> [Given instruction]
How many lines of the records below contain the string "frame"? Case counts. Give only the number.

--- Start of Stored data ---

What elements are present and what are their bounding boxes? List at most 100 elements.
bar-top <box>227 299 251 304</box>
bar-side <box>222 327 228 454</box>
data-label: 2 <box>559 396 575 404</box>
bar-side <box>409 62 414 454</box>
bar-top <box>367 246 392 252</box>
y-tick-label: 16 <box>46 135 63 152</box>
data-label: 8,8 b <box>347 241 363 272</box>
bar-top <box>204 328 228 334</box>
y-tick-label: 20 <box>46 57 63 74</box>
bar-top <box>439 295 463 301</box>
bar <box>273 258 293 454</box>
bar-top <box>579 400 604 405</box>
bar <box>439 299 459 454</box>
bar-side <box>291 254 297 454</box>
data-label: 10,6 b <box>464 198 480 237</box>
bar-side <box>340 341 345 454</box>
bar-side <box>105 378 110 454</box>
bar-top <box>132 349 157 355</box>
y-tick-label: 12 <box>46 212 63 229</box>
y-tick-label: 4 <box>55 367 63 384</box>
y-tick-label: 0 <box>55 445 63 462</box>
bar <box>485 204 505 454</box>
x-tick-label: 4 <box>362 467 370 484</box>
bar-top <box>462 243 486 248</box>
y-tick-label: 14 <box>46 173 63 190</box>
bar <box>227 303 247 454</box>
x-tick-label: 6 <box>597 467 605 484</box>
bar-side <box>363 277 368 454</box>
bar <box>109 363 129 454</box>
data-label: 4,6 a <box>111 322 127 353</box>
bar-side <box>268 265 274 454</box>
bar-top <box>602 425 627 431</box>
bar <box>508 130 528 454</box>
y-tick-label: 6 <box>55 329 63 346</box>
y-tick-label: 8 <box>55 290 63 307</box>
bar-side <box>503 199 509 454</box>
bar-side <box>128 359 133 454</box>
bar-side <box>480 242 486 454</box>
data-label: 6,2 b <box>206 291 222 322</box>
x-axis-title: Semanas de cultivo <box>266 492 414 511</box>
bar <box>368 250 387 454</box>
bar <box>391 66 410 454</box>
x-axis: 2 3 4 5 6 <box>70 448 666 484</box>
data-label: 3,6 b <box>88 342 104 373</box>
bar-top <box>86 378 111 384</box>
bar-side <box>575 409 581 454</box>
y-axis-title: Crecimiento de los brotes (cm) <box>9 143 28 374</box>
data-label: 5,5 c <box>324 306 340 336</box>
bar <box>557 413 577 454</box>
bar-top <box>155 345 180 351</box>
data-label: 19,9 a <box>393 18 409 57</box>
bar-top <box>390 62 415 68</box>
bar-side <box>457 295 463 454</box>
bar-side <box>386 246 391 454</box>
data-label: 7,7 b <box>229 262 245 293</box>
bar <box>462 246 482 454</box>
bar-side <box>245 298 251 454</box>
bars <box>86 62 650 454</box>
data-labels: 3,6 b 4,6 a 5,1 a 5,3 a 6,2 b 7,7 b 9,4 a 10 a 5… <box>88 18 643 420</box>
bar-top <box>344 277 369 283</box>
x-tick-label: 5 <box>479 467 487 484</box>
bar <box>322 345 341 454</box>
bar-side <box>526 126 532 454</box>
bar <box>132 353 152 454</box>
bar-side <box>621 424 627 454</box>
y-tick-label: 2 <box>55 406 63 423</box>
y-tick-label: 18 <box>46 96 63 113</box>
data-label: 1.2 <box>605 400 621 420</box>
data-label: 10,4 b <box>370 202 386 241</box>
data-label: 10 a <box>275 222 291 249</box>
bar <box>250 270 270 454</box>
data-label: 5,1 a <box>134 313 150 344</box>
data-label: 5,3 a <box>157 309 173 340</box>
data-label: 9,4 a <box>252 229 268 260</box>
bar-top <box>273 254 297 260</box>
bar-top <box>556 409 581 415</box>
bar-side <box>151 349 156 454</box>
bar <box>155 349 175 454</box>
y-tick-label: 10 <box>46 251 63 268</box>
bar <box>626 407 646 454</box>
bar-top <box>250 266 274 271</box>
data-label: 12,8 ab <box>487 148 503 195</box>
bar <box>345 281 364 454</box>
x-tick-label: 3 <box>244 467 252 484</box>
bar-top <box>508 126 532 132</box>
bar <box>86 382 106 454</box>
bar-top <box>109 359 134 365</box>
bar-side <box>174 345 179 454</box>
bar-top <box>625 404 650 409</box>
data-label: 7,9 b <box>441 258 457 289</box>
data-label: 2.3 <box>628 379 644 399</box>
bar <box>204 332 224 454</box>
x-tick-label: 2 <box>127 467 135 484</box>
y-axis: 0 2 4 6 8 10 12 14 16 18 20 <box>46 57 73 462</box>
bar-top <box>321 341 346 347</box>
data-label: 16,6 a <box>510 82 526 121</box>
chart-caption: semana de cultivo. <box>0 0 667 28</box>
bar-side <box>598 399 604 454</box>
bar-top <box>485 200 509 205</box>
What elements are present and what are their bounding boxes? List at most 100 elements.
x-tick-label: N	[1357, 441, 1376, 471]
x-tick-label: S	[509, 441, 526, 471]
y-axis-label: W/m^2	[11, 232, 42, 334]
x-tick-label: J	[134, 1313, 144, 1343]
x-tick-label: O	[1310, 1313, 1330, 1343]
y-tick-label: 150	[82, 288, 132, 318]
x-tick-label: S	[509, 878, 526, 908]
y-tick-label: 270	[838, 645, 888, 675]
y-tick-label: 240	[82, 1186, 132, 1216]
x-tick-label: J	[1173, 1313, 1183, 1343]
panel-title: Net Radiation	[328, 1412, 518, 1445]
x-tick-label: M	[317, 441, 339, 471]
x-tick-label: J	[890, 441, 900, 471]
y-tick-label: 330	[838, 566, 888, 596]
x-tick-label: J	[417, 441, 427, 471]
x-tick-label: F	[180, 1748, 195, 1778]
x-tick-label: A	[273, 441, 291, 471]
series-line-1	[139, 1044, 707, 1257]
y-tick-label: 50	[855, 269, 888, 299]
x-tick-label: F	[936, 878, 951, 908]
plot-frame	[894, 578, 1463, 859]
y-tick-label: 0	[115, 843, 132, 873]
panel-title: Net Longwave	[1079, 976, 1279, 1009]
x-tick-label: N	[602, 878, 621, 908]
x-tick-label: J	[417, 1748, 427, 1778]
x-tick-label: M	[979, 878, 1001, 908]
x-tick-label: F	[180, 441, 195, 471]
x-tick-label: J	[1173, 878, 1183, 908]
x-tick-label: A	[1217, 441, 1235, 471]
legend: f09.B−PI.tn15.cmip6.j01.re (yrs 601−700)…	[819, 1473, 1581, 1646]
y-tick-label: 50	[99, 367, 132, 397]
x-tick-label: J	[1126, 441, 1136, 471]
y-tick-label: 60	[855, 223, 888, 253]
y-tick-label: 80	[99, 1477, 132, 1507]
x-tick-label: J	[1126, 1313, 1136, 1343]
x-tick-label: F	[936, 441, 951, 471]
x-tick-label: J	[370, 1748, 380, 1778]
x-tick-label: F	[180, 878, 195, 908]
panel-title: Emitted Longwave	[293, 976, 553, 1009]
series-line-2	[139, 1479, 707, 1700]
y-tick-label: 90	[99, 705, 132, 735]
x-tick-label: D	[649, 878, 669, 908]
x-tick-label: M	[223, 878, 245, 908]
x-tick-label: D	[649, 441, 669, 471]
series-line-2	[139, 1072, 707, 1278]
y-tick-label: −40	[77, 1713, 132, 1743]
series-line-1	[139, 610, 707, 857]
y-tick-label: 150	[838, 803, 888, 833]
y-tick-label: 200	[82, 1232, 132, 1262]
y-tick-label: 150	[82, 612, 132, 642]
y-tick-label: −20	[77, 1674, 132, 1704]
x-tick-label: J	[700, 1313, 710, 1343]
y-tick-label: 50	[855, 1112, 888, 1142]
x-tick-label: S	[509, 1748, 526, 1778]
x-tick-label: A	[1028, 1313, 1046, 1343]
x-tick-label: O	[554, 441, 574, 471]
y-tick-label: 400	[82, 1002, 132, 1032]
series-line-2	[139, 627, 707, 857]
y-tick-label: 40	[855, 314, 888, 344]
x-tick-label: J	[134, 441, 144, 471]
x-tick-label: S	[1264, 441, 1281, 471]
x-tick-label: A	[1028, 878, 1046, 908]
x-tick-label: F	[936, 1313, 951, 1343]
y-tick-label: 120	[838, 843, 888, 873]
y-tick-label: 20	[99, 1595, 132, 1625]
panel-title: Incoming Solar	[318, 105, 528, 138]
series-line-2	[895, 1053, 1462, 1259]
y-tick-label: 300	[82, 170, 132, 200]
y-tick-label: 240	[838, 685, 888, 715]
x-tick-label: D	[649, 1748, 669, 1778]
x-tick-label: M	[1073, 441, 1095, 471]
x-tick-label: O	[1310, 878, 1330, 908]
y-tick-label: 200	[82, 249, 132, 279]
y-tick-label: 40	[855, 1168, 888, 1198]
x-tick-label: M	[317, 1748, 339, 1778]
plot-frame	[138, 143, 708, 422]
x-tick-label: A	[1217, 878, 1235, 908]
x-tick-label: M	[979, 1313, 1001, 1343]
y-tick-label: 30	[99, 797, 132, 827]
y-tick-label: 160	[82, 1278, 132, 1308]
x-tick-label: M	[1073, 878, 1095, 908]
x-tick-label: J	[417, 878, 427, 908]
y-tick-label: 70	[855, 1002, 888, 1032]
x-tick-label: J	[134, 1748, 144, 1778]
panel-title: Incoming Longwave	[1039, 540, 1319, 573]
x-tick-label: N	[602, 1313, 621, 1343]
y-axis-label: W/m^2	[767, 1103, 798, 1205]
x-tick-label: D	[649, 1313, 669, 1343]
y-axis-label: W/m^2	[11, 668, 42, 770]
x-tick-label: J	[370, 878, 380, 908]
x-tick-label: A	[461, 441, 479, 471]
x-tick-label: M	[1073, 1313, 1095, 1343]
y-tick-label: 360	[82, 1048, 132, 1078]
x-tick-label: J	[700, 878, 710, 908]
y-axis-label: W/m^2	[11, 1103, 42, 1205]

--- End of Stored data ---

> [Task output]
2